Given request: Extract the complete listing and repeat it word for word.

Supplied records:
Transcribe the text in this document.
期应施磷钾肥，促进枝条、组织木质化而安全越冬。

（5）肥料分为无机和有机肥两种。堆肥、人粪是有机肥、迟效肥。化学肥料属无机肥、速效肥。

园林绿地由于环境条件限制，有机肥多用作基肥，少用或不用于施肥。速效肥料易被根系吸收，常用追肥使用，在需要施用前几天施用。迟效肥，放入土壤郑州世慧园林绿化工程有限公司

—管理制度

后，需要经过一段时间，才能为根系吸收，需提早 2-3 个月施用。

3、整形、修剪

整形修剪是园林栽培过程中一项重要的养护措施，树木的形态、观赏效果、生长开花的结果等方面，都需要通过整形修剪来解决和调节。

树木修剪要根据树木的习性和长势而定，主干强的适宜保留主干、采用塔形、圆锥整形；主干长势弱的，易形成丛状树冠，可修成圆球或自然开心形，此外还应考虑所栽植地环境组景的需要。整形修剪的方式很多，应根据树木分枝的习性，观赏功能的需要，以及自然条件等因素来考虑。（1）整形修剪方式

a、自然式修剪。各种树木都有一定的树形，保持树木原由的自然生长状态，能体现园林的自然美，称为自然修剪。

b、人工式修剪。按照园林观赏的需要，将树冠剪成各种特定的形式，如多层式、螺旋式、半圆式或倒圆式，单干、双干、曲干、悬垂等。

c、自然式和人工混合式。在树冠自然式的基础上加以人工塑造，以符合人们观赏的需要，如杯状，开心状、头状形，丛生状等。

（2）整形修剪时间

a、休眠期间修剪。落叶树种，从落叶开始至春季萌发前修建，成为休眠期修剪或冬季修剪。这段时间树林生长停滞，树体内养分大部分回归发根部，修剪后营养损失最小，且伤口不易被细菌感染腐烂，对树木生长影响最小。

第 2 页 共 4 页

Task result:
Transcribe the text in this document.
期应施磷钾肥，促进枝条、组织木质化而安全越冬。

（5）肥料分为无机和有机肥两种。堆肥、人粪是有机肥、迟效肥。化学肥料属无机肥、速效肥。

园林绿地由于环境条件限制，有机肥多用作基肥，少用或不用于施肥。速效肥料易被根系吸收，常用追肥使用，在需要施用前几天施用。迟效肥，放入土壤郑州世慧园林绿化工程有限公司

—管理制度

后，需要经过一段时间，才能为根系吸收，需提早 2-3 个月施用。

3、整形、修剪

整形修剪是园林栽培过程中一项重要的养护措施，树木的形态、观赏效果、生长开花的结果等方面，都需要通过整形修剪来解决和调节。

树木修剪要根据树木的习性和长势而定，主干强的适宜保留主干、采用塔形、圆锥整形；主干长势弱的，易形成丛状树冠，可修成圆球或自然开心形，此外还应考虑所栽植地环境组景的需要。整形修剪的方式很多，应根据树木分枝的习性，观赏功能的需要，以及自然条件等因素来考虑。（1）整形修剪方式

a、自然式修剪。各种树木都有一定的树形，保持树木原由的自然生长状态，能体现园林的自然美，称为自然修剪。

b、人工式修剪。按照园林观赏的需要，将树冠剪成各种特定的形式，如多层式、螺旋式、半圆式或倒圆式，单干、双干、曲干、悬垂等。

c、自然式和人工混合式。在树冠自然式的基础上加以人工塑造，以符合人们观赏的需要，如杯状，开心状、头状形，丛生状等。

（2）整形修剪时间

a、休眠期间修剪。落叶树种，从落叶开始至春季萌发前修建，成为休眠期修剪或冬季修剪。这段时间树林生长停滞，树体内养分大部分回归发根部，修剪后营养损失最小，且伤口不易被细菌感染腐烂，对树木生长影响最小。

第 2 页 共 4 页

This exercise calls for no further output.